[Dataset items]
* * *

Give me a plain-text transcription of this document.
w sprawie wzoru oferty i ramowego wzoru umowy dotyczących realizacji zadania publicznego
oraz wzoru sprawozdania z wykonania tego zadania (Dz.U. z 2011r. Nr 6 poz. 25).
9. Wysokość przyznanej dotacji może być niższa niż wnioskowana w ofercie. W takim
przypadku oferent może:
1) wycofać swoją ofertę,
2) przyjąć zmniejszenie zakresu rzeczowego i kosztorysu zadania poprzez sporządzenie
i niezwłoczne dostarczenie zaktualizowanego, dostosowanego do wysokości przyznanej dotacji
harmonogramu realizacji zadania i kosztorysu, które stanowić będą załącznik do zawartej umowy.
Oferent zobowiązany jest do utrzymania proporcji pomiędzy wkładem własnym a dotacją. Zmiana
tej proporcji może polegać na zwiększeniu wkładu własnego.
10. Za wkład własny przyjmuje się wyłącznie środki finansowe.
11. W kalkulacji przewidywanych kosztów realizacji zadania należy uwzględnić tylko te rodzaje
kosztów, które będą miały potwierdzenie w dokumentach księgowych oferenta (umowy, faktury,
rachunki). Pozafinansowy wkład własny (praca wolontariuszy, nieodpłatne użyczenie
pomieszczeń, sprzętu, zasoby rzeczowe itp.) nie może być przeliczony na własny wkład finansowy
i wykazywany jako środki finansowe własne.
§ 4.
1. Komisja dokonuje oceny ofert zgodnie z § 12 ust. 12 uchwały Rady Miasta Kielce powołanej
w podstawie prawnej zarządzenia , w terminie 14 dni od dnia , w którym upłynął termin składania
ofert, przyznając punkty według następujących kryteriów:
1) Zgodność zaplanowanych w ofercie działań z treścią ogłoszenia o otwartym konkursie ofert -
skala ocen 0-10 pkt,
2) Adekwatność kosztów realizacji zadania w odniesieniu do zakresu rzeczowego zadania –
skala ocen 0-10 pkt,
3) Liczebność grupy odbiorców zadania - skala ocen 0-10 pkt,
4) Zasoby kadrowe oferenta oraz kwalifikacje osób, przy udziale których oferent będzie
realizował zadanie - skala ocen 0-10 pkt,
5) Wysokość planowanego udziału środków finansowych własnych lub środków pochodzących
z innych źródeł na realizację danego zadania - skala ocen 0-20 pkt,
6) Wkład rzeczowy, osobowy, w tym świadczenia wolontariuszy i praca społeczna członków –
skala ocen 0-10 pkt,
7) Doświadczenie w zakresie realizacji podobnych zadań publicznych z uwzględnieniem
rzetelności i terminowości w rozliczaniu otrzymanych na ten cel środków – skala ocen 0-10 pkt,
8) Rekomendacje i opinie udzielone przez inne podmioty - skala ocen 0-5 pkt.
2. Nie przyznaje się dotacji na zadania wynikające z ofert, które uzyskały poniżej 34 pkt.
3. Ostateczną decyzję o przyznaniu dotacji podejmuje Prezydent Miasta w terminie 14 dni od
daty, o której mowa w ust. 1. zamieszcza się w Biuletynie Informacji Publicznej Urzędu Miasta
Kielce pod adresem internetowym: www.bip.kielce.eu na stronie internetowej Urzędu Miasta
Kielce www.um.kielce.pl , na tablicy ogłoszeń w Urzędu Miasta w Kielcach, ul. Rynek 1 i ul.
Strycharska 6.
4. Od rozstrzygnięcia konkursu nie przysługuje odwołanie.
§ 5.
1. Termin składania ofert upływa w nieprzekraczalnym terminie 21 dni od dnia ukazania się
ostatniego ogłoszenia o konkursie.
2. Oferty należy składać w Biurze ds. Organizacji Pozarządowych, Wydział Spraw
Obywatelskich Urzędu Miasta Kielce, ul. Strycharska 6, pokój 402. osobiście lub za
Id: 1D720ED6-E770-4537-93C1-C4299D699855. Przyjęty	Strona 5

* * *

• [Do this] Where a line of the entries contains the word "zakresu", copy that line.

• [Answer in full]
2) przyjąć zmniejszenie zakresu rzeczowego i kosztorysu zadania poprzez sporządzenie
2) Adekwatność kosztów realizacji zadania w odniesieniu do zakresu rzeczowego zadania –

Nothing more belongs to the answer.